# Exercise aim
Read the entries below and pull out each line with the string "Yhdisteelle".

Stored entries
§ §

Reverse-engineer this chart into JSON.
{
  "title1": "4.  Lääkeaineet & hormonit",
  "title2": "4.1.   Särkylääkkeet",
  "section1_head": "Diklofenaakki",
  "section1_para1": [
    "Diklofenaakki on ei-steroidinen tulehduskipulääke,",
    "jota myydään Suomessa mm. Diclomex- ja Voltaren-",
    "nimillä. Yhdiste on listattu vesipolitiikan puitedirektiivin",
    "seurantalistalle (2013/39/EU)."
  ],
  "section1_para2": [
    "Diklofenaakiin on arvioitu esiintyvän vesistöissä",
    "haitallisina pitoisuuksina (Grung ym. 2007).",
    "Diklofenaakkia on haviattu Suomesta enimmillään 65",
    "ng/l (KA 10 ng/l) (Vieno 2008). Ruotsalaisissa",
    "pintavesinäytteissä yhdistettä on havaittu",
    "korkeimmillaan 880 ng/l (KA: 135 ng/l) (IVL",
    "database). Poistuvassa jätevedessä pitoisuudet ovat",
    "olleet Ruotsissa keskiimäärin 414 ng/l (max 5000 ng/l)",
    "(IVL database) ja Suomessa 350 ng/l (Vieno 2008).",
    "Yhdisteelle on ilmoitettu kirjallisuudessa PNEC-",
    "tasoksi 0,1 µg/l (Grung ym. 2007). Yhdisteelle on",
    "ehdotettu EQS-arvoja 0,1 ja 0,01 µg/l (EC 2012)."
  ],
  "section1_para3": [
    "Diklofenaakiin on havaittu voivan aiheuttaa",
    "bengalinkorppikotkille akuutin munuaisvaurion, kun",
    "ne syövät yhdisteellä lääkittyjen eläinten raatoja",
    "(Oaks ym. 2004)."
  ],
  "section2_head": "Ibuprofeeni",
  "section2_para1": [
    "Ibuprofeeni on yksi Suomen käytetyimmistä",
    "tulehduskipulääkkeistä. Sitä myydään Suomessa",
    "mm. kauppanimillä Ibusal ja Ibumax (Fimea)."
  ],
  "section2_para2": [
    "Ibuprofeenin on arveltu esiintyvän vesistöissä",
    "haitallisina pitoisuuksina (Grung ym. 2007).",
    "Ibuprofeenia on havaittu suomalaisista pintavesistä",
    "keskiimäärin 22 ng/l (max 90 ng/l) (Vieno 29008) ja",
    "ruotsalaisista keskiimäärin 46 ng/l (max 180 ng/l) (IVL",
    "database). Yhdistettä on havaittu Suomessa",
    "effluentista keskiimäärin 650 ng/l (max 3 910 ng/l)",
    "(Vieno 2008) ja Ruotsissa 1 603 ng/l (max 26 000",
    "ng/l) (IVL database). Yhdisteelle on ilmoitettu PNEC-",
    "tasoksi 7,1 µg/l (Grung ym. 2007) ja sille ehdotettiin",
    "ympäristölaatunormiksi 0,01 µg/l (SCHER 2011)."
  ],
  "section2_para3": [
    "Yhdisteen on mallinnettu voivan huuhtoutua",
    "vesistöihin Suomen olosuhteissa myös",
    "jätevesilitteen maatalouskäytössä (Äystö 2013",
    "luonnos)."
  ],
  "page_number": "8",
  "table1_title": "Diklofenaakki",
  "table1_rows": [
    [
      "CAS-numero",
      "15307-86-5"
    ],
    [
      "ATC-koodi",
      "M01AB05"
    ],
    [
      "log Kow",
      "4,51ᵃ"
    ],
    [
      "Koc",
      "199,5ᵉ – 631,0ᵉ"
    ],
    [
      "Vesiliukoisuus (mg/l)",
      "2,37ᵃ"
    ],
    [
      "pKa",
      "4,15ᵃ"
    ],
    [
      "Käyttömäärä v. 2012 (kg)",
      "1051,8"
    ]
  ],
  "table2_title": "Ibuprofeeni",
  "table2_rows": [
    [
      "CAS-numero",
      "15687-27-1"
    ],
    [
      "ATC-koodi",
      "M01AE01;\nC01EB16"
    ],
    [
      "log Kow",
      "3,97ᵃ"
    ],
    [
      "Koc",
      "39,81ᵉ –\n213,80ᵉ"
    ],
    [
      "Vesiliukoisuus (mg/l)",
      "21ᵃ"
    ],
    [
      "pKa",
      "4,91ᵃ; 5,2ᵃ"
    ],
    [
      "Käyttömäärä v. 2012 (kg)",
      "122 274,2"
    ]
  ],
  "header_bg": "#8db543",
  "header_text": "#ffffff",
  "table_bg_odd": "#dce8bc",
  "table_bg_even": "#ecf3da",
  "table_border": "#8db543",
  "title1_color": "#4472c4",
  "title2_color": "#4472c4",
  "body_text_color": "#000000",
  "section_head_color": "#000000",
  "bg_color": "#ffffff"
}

§ §

# Final result
    "Yhdisteelle on ilmoitettu kirjallisuudessa PNEC-",
    "tasoksi 0,1 µg/l (Grung ym. 2007). Yhdisteelle on",
    "ng/l) (IVL database). Yhdisteelle on ilmoitettu PNEC-",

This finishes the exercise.